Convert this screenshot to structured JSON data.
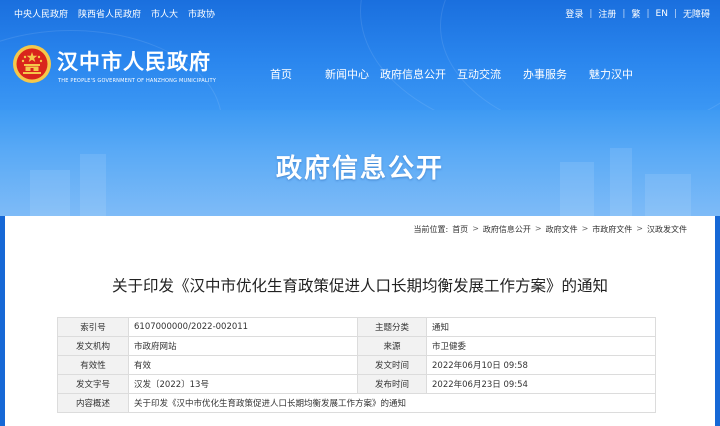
{
  "topbar": {
    "left_links": [
      "中央人民政府",
      "陕西省人民政府",
      "市人大",
      "市政协"
    ],
    "right_links": [
      "登录",
      "注册",
      "繁",
      "EN",
      "无障碍"
    ]
  },
  "site": {
    "title": "汉中市人民政府",
    "subtitle": "THE PEOPLE'S GOVERNMENT OF HANZHONG MUNICIPALITY"
  },
  "nav": [
    "首页",
    "新闻中心",
    "政府信息公开",
    "互动交流",
    "办事服务",
    "魅力汉中"
  ],
  "banner": {
    "title": "政府信息公开"
  },
  "breadcrumb": {
    "label": "当前位置:",
    "items": [
      "首页",
      "政府信息公开",
      "政府文件",
      "市政府文件",
      "汉政发文件"
    ],
    "arrow": ">"
  },
  "article": {
    "title": "关于印发《汉中市优化生育政策促进人口长期均衡发展工作方案》的通知",
    "meta": {
      "rows": [
        [
          "索引号",
          "6107000000/2022-002011",
          "主题分类",
          "通知"
        ],
        [
          "发文机构",
          "市政府网站",
          "来源",
          "市卫健委"
        ],
        [
          "有效性",
          "有效",
          "发文时间",
          "2022年06月10日 09:58"
        ],
        [
          "发文字号",
          "汉发〔2022〕13号",
          "发布时间",
          "2022年06月23日 09:54"
        ]
      ],
      "summary_label": "内容概述",
      "summary_value": "关于印发《汉中市优化生育政策促进人口长期均衡发展工作方案》的通知"
    }
  },
  "colors": {
    "header_blue": "#1a6fde",
    "banner_blue": "#5aaaf6",
    "emblem_red": "#d9251c",
    "emblem_gold": "#f5c84a"
  }
}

..........

◆ **What to do**: The material above holds pictures; copy everything else in it exactly.

◆ **Solution**:
Convert this screenshot to structured JSON data.
{
  "topbar": {
    "left_links": [
      "中央人民政府",
      "陕西省人民政府",
      "市人大",
      "市政协"
    ],
    "right_links": [
      "登录",
      "注册",
      "繁",
      "EN",
      "无障碍"
    ]
  },
  "site": {
    "title": "汉中市人民政府",
    "subtitle": "THE PEOPLE'S GOVERNMENT OF HANZHONG MUNICIPALITY"
  },
  "nav": [
    "首页",
    "新闻中心",
    "政府信息公开",
    "互动交流",
    "办事服务",
    "魅力汉中"
  ],
  "banner": {
    "title": "政府信息公开"
  },
  "breadcrumb": {
    "label": "当前位置:",
    "items": [
      "首页",
      "政府信息公开",
      "政府文件",
      "市政府文件",
      "汉政发文件"
    ],
    "arrow": ">"
  },
  "article": {
    "title": "关于印发《汉中市优化生育政策促进人口长期均衡发展工作方案》的通知",
    "meta": {
      "rows": [
        [
          "索引号",
          "6107000000/2022-002011",
          "主题分类",
          "通知"
        ],
        [
          "发文机构",
          "市政府网站",
          "来源",
          "市卫健委"
        ],
        [
          "有效性",
          "有效",
          "发文时间",
          "2022年06月10日 09:58"
        ],
        [
          "发文字号",
          "汉发〔2022〕13号",
          "发布时间",
          "2022年06月23日 09:54"
        ]
      ],
      "summary_label": "内容概述",
      "summary_value": "关于印发《汉中市优化生育政策促进人口长期均衡发展工作方案》的通知"
    }
  },
  "colors": {
    "header_blue": "#1a6fde",
    "banner_blue": "#5aaaf6",
    "emblem_red": "#d9251c",
    "emblem_gold": "#f5c84a"
  }
}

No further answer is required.